## begin LISTED ENTRIES

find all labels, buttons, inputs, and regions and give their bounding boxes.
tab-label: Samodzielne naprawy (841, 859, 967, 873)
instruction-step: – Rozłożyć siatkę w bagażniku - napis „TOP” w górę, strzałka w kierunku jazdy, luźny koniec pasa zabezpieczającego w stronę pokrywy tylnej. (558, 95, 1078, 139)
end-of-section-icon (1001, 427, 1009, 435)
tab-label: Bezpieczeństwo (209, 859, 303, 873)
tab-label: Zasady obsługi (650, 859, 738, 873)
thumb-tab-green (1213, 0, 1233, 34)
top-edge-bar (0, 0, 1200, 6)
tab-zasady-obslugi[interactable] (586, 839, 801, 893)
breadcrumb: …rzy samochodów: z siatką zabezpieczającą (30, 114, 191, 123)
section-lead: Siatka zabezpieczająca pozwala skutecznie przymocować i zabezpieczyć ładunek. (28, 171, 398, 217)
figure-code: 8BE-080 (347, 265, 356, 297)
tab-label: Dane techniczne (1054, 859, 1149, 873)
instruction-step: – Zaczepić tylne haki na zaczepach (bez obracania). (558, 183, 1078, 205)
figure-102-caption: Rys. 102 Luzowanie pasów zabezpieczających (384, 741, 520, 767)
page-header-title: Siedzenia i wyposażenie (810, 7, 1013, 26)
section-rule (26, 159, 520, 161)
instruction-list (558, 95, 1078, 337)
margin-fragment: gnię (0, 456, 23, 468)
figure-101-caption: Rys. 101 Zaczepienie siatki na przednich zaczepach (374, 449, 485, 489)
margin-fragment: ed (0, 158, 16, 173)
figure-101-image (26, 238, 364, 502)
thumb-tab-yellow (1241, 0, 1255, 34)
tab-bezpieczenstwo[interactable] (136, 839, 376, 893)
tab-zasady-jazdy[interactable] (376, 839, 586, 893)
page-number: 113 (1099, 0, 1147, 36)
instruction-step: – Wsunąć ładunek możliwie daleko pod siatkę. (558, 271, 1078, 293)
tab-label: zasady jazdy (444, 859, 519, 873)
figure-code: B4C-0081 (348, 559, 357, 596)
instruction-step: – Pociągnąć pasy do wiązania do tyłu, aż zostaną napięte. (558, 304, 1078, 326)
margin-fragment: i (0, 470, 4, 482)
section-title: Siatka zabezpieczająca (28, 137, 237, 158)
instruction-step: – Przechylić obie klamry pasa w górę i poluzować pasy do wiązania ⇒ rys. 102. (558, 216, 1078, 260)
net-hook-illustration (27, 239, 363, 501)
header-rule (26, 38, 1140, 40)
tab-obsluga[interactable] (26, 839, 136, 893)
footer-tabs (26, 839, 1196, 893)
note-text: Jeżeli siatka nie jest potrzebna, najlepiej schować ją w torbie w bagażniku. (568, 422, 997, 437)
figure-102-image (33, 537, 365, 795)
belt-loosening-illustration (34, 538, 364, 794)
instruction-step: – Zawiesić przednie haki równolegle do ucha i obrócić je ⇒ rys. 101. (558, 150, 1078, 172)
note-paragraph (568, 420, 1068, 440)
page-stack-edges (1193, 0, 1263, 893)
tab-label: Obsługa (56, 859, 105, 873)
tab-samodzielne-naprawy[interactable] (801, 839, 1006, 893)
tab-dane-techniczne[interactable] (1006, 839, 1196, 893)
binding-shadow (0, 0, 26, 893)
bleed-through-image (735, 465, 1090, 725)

## end LISTED ENTRIES

▸ **PROBLEM**
Copy out every one of the rows above word for word, each on its own line.

▸ **RESPONSE**
find all labels, buttons, inputs, and regions and give their bounding boxes.
tab-label: Samodzielne naprawy (841, 859, 967, 873)
instruction-step: – Rozłożyć siatkę w bagażniku - napis „TOP” w górę, strzałka w kierunku jazdy, luźny koniec pasa zabezpieczającego w stronę pokrywy tylnej. (558, 95, 1078, 139)
end-of-section-icon (1001, 427, 1009, 435)
tab-label: Bezpieczeństwo (209, 859, 303, 873)
tab-label: Zasady obsługi (650, 859, 738, 873)
thumb-tab-green (1213, 0, 1233, 34)
top-edge-bar (0, 0, 1200, 6)
tab-zasady-obslugi[interactable] (586, 839, 801, 893)
breadcrumb: …rzy samochodów: z siatką zabezpieczającą (30, 114, 191, 123)
section-lead: Siatka zabezpieczająca pozwala skutecznie przymocować i zabezpieczyć ładunek. (28, 171, 398, 217)
figure-code: 8BE-080 (347, 265, 356, 297)
tab-label: Dane techniczne (1054, 859, 1149, 873)
instruction-step: – Zaczepić tylne haki na zaczepach (bez obracania). (558, 183, 1078, 205)
figure-102-caption: Rys. 102 Luzowanie pasów zabezpieczających (384, 741, 520, 767)
page-header-title: Siedzenia i wyposażenie (810, 7, 1013, 26)
section-rule (26, 159, 520, 161)
instruction-list (558, 95, 1078, 337)
margin-fragment: gnię (0, 456, 23, 468)
figure-101-caption: Rys. 101 Zaczepienie siatki na przednich zaczepach (374, 449, 485, 489)
margin-fragment: ed (0, 158, 16, 173)
figure-101-image (26, 238, 364, 502)
thumb-tab-yellow (1241, 0, 1255, 34)
tab-bezpieczenstwo[interactable] (136, 839, 376, 893)
tab-zasady-jazdy[interactable] (376, 839, 586, 893)
page-number: 113 (1099, 0, 1147, 36)
instruction-step: – Wsunąć ładunek możliwie daleko pod siatkę. (558, 271, 1078, 293)
tab-label: zasady jazdy (444, 859, 519, 873)
figure-code: B4C-0081 (348, 559, 357, 596)
instruction-step: – Pociągnąć pasy do wiązania do tyłu, aż zostaną napięte. (558, 304, 1078, 326)
margin-fragment: i (0, 470, 4, 482)
section-title: Siatka zabezpieczająca (28, 137, 237, 158)
instruction-step: – Przechylić obie klamry pasa w górę i poluzować pasy do wiązania ⇒ rys. 102. (558, 216, 1078, 260)
net-hook-illustration (27, 239, 363, 501)
header-rule (26, 38, 1140, 40)
tab-obsluga[interactable] (26, 839, 136, 893)
footer-tabs (26, 839, 1196, 893)
note-text: Jeżeli siatka nie jest potrzebna, najlepiej schować ją w torbie w bagażniku. (568, 422, 997, 437)
figure-102-image (33, 537, 365, 795)
belt-loosening-illustration (34, 538, 364, 794)
instruction-step: – Zawiesić przednie haki równolegle do ucha i obrócić je ⇒ rys. 101. (558, 150, 1078, 172)
note-paragraph (568, 420, 1068, 440)
page-stack-edges (1193, 0, 1263, 893)
tab-label: Obsługa (56, 859, 105, 873)
tab-samodzielne-naprawy[interactable] (801, 839, 1006, 893)
tab-dane-techniczne[interactable] (1006, 839, 1196, 893)
binding-shadow (0, 0, 26, 893)
bleed-through-image (735, 465, 1090, 725)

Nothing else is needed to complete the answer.